- [DATASET EXTRACT]:

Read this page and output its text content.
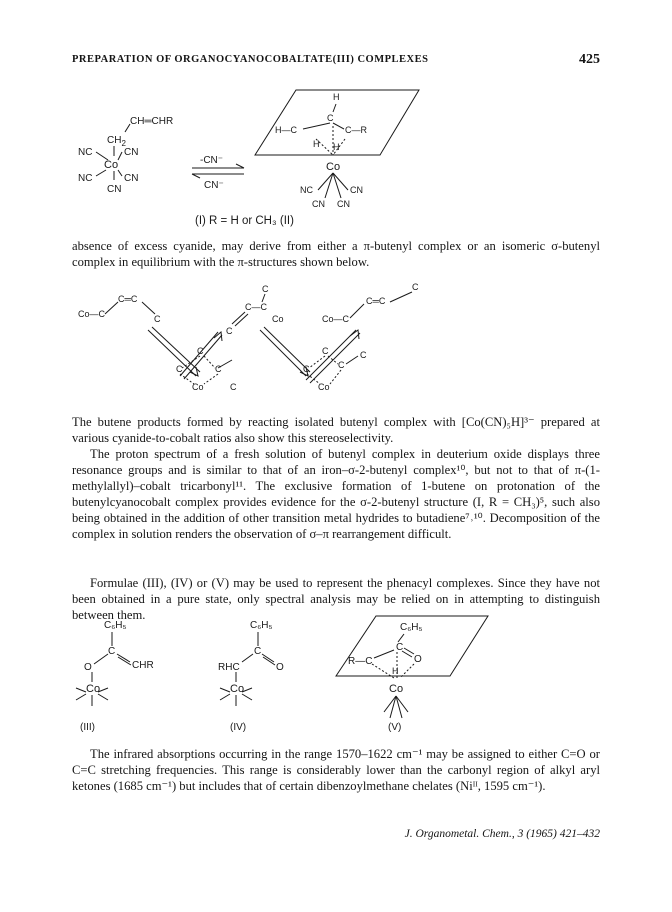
PREPARATION OF ORGANOCYANOCOBALTATE(III) COMPLEXES	425
CH═CHR
$CH_2$
NC	CN
Co
NC	CN
CN
-CN⁻
CN⁻
H
C
H—C	C—R
H H
Co
NC	CN
CN CN
(I) R = H or CH₃ (II)

absence of excess cyanide, may derive from either a π-butenyl complex or an isomeric σ-butenyl complex in equilibrium with the π-structures shown below.

Co—C
C═C
C
C
C—C
Co
C
Co—C
C═C
C
C
C	C
Co	C
C
C	C
C
Co

The butene products formed by reacting isolated butenyl complex with [Co(CN)₅H]³⁻ prepared at various cyanide-to-cobalt ratios also show this stereoselectivity.

The proton spectrum of a fresh solution of butenyl complex in deuterium oxide displays three resonance groups and is similar to that of an iron–σ-2-butenyl complex¹⁰, but not to that of π-(1-methylallyl)–cobalt tricarbonyl¹¹. The exclusive formation of 1-butene on protonation of the butenylcyanocobalt complex provides evidence for the σ-2-butenyl structure (I, R = CH₃)⁵, such also being obtained in the addition of other transition metal hydrides to butadiene⁷˒¹⁰. Decomposition of the complex in solution renders the observation of σ–π rearrangement difficult.

Formulae (III), (IV) or (V) may be used to represent the phenacyl complexes. Since they have not been obtained in a pure state, only spectral analysis may be relied on in attempting to distinguish between them.

C₆H₅
C
O	CHR
Co
C₆H₅
C
RHC	O
Co
C₆H₅
C
O
R—C
H
Co
(III)	(IV)	(V)

The infrared absorptions occurring in the range 1570–1622 cm⁻¹ may be assigned to either C=O or C=C stretching frequencies. This range is considerably lower than the carbonyl region of alkyl aryl ketones (1685 cm⁻¹) but includes that of certain dibenzoylmethane chelates (Niᴵᴵ, 1595 cm⁻¹).

J. Organometal. Chem., 3 (1965) 421–432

- [TASK DETAILS]: Leaving the pictures aside, transcribe the entire listing exactly.

- [CORRECT RESPONSE]:
Read this page and output its text content.
PREPARATION OF ORGANOCYANOCOBALTATE(III) COMPLEXES	425
CH═CHR
$CH_2$
NC	CN
Co
NC	CN
CN
-CN⁻
CN⁻
H
C
H—C	C—R
H H
Co
NC	CN
CN CN
(I) R = H or CH₃ (II)

absence of excess cyanide, may derive from either a π-butenyl complex or an isomeric σ-butenyl complex in equilibrium with the π-structures shown below.

Co—C
C═C
C
C
C—C
Co
C
Co—C
C═C
C
C
C	C
Co	C
C
C	C
C
Co

The butene products formed by reacting isolated butenyl complex with [Co(CN)₅H]³⁻ prepared at various cyanide-to-cobalt ratios also show this stereoselectivity.

The proton spectrum of a fresh solution of butenyl complex in deuterium oxide displays three resonance groups and is similar to that of an iron–σ-2-butenyl complex¹⁰, but not to that of π-(1-methylallyl)–cobalt tricarbonyl¹¹. The exclusive formation of 1-butene on protonation of the butenylcyanocobalt complex provides evidence for the σ-2-butenyl structure (I, R = CH₃)⁵, such also being obtained in the addition of other transition metal hydrides to butadiene⁷˒¹⁰. Decomposition of the complex in solution renders the observation of σ–π rearrangement difficult.

Formulae (III), (IV) or (V) may be used to represent the phenacyl complexes. Since they have not been obtained in a pure state, only spectral analysis may be relied on in attempting to distinguish between them.

C₆H₅
C
O	CHR
Co
C₆H₅
C
RHC	O
Co
C₆H₅
C
O
R—C
H
Co
(III)	(IV)	(V)

The infrared absorptions occurring in the range 1570–1622 cm⁻¹ may be assigned to either C=O or C=C stretching frequencies. This range is considerably lower than the carbonyl region of alkyl aryl ketones (1685 cm⁻¹) but includes that of certain dibenzoylmethane chelates (Niᴵᴵ, 1595 cm⁻¹).

J. Organometal. Chem., 3 (1965) 421–432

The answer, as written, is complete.